→ EXERCISE TASK:
Exclude any images and output the remaining records exactly.

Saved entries
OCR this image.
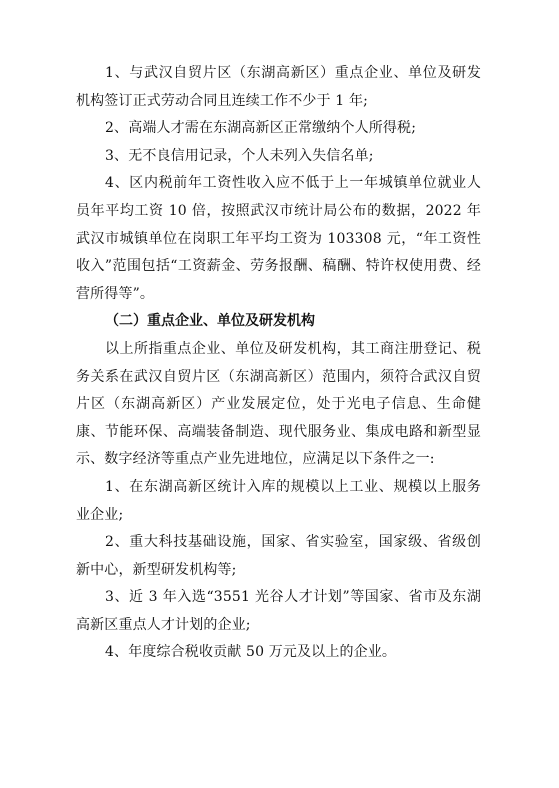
1、与武汉自贸片区（东湖高新区）重点企业、单位及研发机构签订正式劳动合同且连续工作不少于 1 年;

2、高端人才需在东湖高新区正常缴纳个人所得税;

3、无不良信用记录，个人未列入失信名单;

4、区内税前年工资性收入应不低于上一年城镇单位就业人员年平均工资 10 倍，按照武汉市统计局公布的数据，2022 年武汉市城镇单位在岗职工年平均工资为 103308 元，“年工资性收入”范围包括“工资薪金、劳务报酬、稿酬、特许权使用费、经营所得等”。

（二）重点企业、单位及研发机构

以上所指重点企业、单位及研发机构，其工商注册登记、税务关系在武汉自贸片区（东湖高新区）范围内，须符合武汉自贸片区（东湖高新区）产业发展定位，处于光电子信息、生命健康、节能环保、高端装备制造、现代服务业、集成电路和新型显示、数字经济等重点产业先进地位，应满足以下条件之一:

1、在东湖高新区统计入库的规模以上工业、规模以上服务业企业;

2、重大科技基础设施，国家、省实验室，国家级、省级创新中心，新型研发机构等;

3、近 3 年入选“3551 光谷人才计划”等国家、省市及东湖高新区重点人才计划的企业;

4、年度综合税收贡献 50 万元及以上的企业。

→ EXERCISE RESULT:
OCR this image.
1、与武汉自贸片区（东湖高新区）重点企业、单位及研发机构签订正式劳动合同且连续工作不少于 1 年;

2、高端人才需在东湖高新区正常缴纳个人所得税;

3、无不良信用记录，个人未列入失信名单;

4、区内税前年工资性收入应不低于上一年城镇单位就业人员年平均工资 10 倍，按照武汉市统计局公布的数据，2022 年武汉市城镇单位在岗职工年平均工资为 103308 元，“年工资性收入”范围包括“工资薪金、劳务报酬、稿酬、特许权使用费、经营所得等”。

（二）重点企业、单位及研发机构

以上所指重点企业、单位及研发机构，其工商注册登记、税务关系在武汉自贸片区（东湖高新区）范围内，须符合武汉自贸片区（东湖高新区）产业发展定位，处于光电子信息、生命健康、节能环保、高端装备制造、现代服务业、集成电路和新型显示、数字经济等重点产业先进地位，应满足以下条件之一:

1、在东湖高新区统计入库的规模以上工业、规模以上服务业企业;

2、重大科技基础设施，国家、省实验室，国家级、省级创新中心，新型研发机构等;

3、近 3 年入选“3551 光谷人才计划”等国家、省市及东湖高新区重点人才计划的企业;

4、年度综合税收贡献 50 万元及以上的企业。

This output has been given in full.